> _DATASET EXTRACT_:
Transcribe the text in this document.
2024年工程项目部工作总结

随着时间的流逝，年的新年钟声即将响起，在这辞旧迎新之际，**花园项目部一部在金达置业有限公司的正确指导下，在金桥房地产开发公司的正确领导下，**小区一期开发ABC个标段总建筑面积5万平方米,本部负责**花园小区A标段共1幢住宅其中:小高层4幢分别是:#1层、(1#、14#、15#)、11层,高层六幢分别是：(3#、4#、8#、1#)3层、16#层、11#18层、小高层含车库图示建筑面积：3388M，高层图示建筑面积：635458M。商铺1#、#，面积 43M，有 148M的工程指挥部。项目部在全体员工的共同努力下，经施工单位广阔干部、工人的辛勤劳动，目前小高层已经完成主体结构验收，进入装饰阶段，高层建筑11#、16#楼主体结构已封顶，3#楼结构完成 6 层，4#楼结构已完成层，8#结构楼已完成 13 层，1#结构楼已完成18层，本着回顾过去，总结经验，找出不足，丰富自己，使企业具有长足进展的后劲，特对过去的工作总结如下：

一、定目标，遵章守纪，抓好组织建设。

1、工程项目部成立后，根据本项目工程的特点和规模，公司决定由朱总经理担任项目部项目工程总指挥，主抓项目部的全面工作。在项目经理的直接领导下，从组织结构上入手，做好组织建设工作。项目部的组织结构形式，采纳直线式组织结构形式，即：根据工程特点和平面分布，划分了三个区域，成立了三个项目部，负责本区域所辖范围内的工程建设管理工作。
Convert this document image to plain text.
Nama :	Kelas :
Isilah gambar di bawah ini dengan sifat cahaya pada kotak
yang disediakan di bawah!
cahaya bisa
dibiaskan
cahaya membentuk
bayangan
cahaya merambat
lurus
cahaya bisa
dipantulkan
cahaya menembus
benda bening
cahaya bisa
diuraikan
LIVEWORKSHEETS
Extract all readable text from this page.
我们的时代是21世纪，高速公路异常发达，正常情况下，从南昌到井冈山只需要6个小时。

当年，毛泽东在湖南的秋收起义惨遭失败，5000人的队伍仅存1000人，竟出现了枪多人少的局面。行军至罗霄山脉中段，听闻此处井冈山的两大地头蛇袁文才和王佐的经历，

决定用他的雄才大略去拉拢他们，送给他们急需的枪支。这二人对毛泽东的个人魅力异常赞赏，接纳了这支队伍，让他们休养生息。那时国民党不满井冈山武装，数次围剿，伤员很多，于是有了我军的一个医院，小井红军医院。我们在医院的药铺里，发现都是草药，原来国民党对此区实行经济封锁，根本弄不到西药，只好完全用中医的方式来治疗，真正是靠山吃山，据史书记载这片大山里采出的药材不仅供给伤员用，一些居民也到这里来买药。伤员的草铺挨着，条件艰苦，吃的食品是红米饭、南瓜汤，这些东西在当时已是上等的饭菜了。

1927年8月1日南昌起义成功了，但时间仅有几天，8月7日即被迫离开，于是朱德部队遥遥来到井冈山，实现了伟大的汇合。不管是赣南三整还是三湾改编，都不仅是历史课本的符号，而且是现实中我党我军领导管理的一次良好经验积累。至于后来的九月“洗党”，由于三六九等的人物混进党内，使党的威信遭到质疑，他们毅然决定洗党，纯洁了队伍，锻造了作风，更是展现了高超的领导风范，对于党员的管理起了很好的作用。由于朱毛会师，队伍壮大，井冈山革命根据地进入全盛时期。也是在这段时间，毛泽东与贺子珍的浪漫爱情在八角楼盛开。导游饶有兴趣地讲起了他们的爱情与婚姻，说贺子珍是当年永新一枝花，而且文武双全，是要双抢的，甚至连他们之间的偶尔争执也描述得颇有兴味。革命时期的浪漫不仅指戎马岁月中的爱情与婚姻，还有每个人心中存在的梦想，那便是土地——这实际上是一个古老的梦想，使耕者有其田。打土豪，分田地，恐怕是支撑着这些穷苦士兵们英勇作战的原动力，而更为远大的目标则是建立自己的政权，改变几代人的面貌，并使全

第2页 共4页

> _INSTRUCTIONS FOR THE TASK_: Output each record exactly, leaving nothing out.

> _TASK ANSWER_:
Transcribe the text in this document.
2024年工程项目部工作总结

随着时间的流逝，年的新年钟声即将响起，在这辞旧迎新之际，**花园项目部一部在金达置业有限公司的正确指导下，在金桥房地产开发公司的正确领导下，**小区一期开发ABC个标段总建筑面积5万平方米,本部负责**花园小区A标段共1幢住宅其中:小高层4幢分别是:#1层、(1#、14#、15#)、11层,高层六幢分别是：(3#、4#、8#、1#)3层、16#层、11#18层、小高层含车库图示建筑面积：3388M，高层图示建筑面积：635458M。商铺1#、#，面积 43M，有 148M的工程指挥部。项目部在全体员工的共同努力下，经施工单位广阔干部、工人的辛勤劳动，目前小高层已经完成主体结构验收，进入装饰阶段，高层建筑11#、16#楼主体结构已封顶，3#楼结构完成 6 层，4#楼结构已完成层，8#结构楼已完成 13 层，1#结构楼已完成18层，本着回顾过去，总结经验，找出不足，丰富自己，使企业具有长足进展的后劲，特对过去的工作总结如下：

一、定目标，遵章守纪，抓好组织建设。

1、工程项目部成立后，根据本项目工程的特点和规模，公司决定由朱总经理担任项目部项目工程总指挥，主抓项目部的全面工作。在项目经理的直接领导下，从组织结构上入手，做好组织建设工作。项目部的组织结构形式，采纳直线式组织结构形式，即：根据工程特点和平面分布，划分了三个区域，成立了三个项目部，负责本区域所辖范围内的工程建设管理工作。
Convert this document image to plain text.
Nama :	Kelas :
Isilah gambar di bawah ini dengan sifat cahaya pada kotak
yang disediakan di bawah!
cahaya bisa
dibiaskan
cahaya membentuk
bayangan
cahaya merambat
lurus
cahaya bisa
dipantulkan
cahaya menembus
benda bening
cahaya bisa
diuraikan
LIVEWORKSHEETS
Extract all readable text from this page.
我们的时代是21世纪，高速公路异常发达，正常情况下，从南昌到井冈山只需要6个小时。

当年，毛泽东在湖南的秋收起义惨遭失败，5000人的队伍仅存1000人，竟出现了枪多人少的局面。行军至罗霄山脉中段，听闻此处井冈山的两大地头蛇袁文才和王佐的经历，

决定用他的雄才大略去拉拢他们，送给他们急需的枪支。这二人对毛泽东的个人魅力异常赞赏，接纳了这支队伍，让他们休养生息。那时国民党不满井冈山武装，数次围剿，伤员很多，于是有了我军的一个医院，小井红军医院。我们在医院的药铺里，发现都是草药，原来国民党对此区实行经济封锁，根本弄不到西药，只好完全用中医的方式来治疗，真正是靠山吃山，据史书记载这片大山里采出的药材不仅供给伤员用，一些居民也到这里来买药。伤员的草铺挨着，条件艰苦，吃的食品是红米饭、南瓜汤，这些东西在当时已是上等的饭菜了。

1927年8月1日南昌起义成功了，但时间仅有几天，8月7日即被迫离开，于是朱德部队遥遥来到井冈山，实现了伟大的汇合。不管是赣南三整还是三湾改编，都不仅是历史课本的符号，而且是现实中我党我军领导管理的一次良好经验积累。至于后来的九月“洗党”，由于三六九等的人物混进党内，使党的威信遭到质疑，他们毅然决定洗党，纯洁了队伍，锻造了作风，更是展现了高超的领导风范，对于党员的管理起了很好的作用。由于朱毛会师，队伍壮大，井冈山革命根据地进入全盛时期。也是在这段时间，毛泽东与贺子珍的浪漫爱情在八角楼盛开。导游饶有兴趣地讲起了他们的爱情与婚姻，说贺子珍是当年永新一枝花，而且文武双全，是要双抢的，甚至连他们之间的偶尔争执也描述得颇有兴味。革命时期的浪漫不仅指戎马岁月中的爱情与婚姻，还有每个人心中存在的梦想，那便是土地——这实际上是一个古老的梦想，使耕者有其田。打土豪，分田地，恐怕是支撑着这些穷苦士兵们英勇作战的原动力，而更为远大的目标则是建立自己的政权，改变几代人的面貌，并使全

第2页 共4页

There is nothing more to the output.